┌────────

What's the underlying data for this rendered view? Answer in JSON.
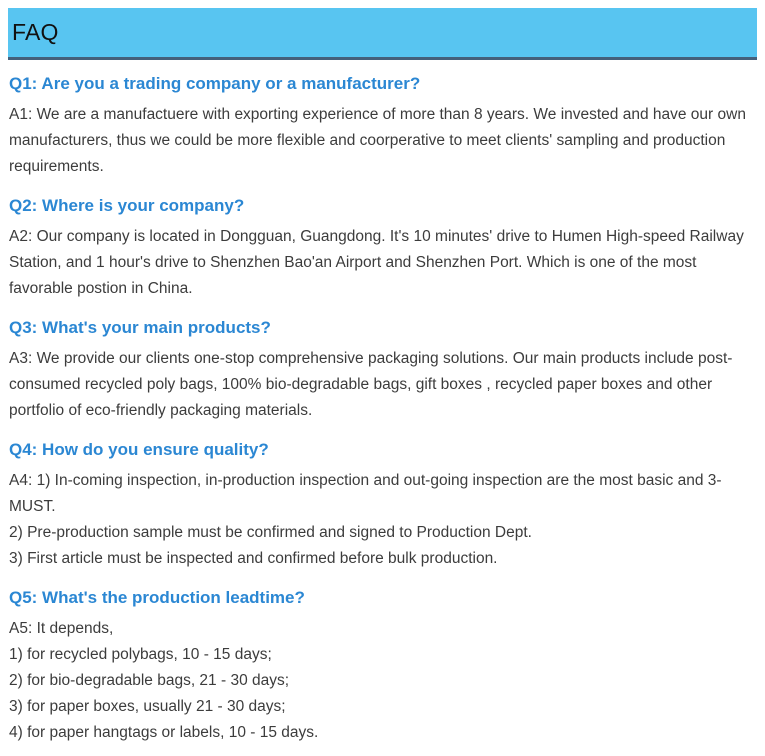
{
  "page": {
    "title": "FAQ"
  },
  "colors": {
    "page_bg": "#ffffff",
    "header_bg": "#58c5f1",
    "header_border": "#44607b",
    "title_text": "#111111",
    "question_color": "#2b87d3",
    "body_text": "#3c3c3c"
  },
  "faq": {
    "items": [
      {
        "question": "Q1: Are you a trading company or a manufacturer?",
        "answer_paragraphs": [
          "A1: We are a manufactuere with exporting experience of more than 8 years. We invested and have our own manufacturers, thus we could be more flexible and coorperative to meet clients' sampling and production requirements."
        ]
      },
      {
        "question": "Q2: Where is your company?",
        "answer_paragraphs": [
          "A2: Our company is located in Dongguan, Guangdong. It's 10 minutes' drive to Humen High-speed Railway Station, and 1 hour's drive to Shenzhen Bao'an Airport and Shenzhen Port. Which is one of the most favorable postion in China."
        ]
      },
      {
        "question": "Q3: What's your main products?",
        "answer_paragraphs": [
          "A3: We provide our clients one-stop comprehensive packaging solutions. Our main products include post-consumed recycled poly bags, 100% bio-degradable bags, gift boxes , recycled paper boxes and other portfolio of eco-friendly packaging materials."
        ]
      },
      {
        "question": "Q4: How do you ensure quality?",
        "answer_paragraphs": [
          "A4: 1) In-coming inspection, in-production inspection and out-going inspection are the most basic and 3-MUST.",
          "2) Pre-production sample must be confirmed and signed to Production Dept.",
          "3) First article must be inspected and confirmed before bulk production."
        ]
      },
      {
        "question": "Q5: What's the production leadtime?",
        "answer_paragraphs": [
          "A5: It depends,",
          "1) for recycled polybags, 10 - 15 days;",
          "2) for bio-degradable bags, 21 - 30 days;",
          "3) for paper boxes, usually 21 - 30 days;",
          "4) for paper hangtags or labels, 10 - 15 days."
        ]
      }
    ]
  }
}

└────────

- [GIVEN PROBLEM]: Transcribe the preceding listing in its entirety and with exact wording, leaving out pictures.

- [ANSWER FOR THE TASK]:
What's the underlying data for this rendered view? Answer in JSON.
{
  "page": {
    "title": "FAQ"
  },
  "colors": {
    "page_bg": "#ffffff",
    "header_bg": "#58c5f1",
    "header_border": "#44607b",
    "title_text": "#111111",
    "question_color": "#2b87d3",
    "body_text": "#3c3c3c"
  },
  "faq": {
    "items": [
      {
        "question": "Q1: Are you a trading company or a manufacturer?",
        "answer_paragraphs": [
          "A1: We are a manufactuere with exporting experience of more than 8 years. We invested and have our own manufacturers, thus we could be more flexible and coorperative to meet clients' sampling and production requirements."
        ]
      },
      {
        "question": "Q2: Where is your company?",
        "answer_paragraphs": [
          "A2: Our company is located in Dongguan, Guangdong. It's 10 minutes' drive to Humen High-speed Railway Station, and 1 hour's drive to Shenzhen Bao'an Airport and Shenzhen Port. Which is one of the most favorable postion in China."
        ]
      },
      {
        "question": "Q3: What's your main products?",
        "answer_paragraphs": [
          "A3: We provide our clients one-stop comprehensive packaging solutions. Our main products include post-consumed recycled poly bags, 100% bio-degradable bags, gift boxes , recycled paper boxes and other portfolio of eco-friendly packaging materials."
        ]
      },
      {
        "question": "Q4: How do you ensure quality?",
        "answer_paragraphs": [
          "A4: 1) In-coming inspection, in-production inspection and out-going inspection are the most basic and 3-MUST.",
          "2) Pre-production sample must be confirmed and signed to Production Dept.",
          "3) First article must be inspected and confirmed before bulk production."
        ]
      },
      {
        "question": "Q5: What's the production leadtime?",
        "answer_paragraphs": [
          "A5: It depends,",
          "1) for recycled polybags, 10 - 15 days;",
          "2) for bio-degradable bags, 21 - 30 days;",
          "3) for paper boxes, usually 21 - 30 days;",
          "4) for paper hangtags or labels, 10 - 15 days."
        ]
      }
    ]
  }
}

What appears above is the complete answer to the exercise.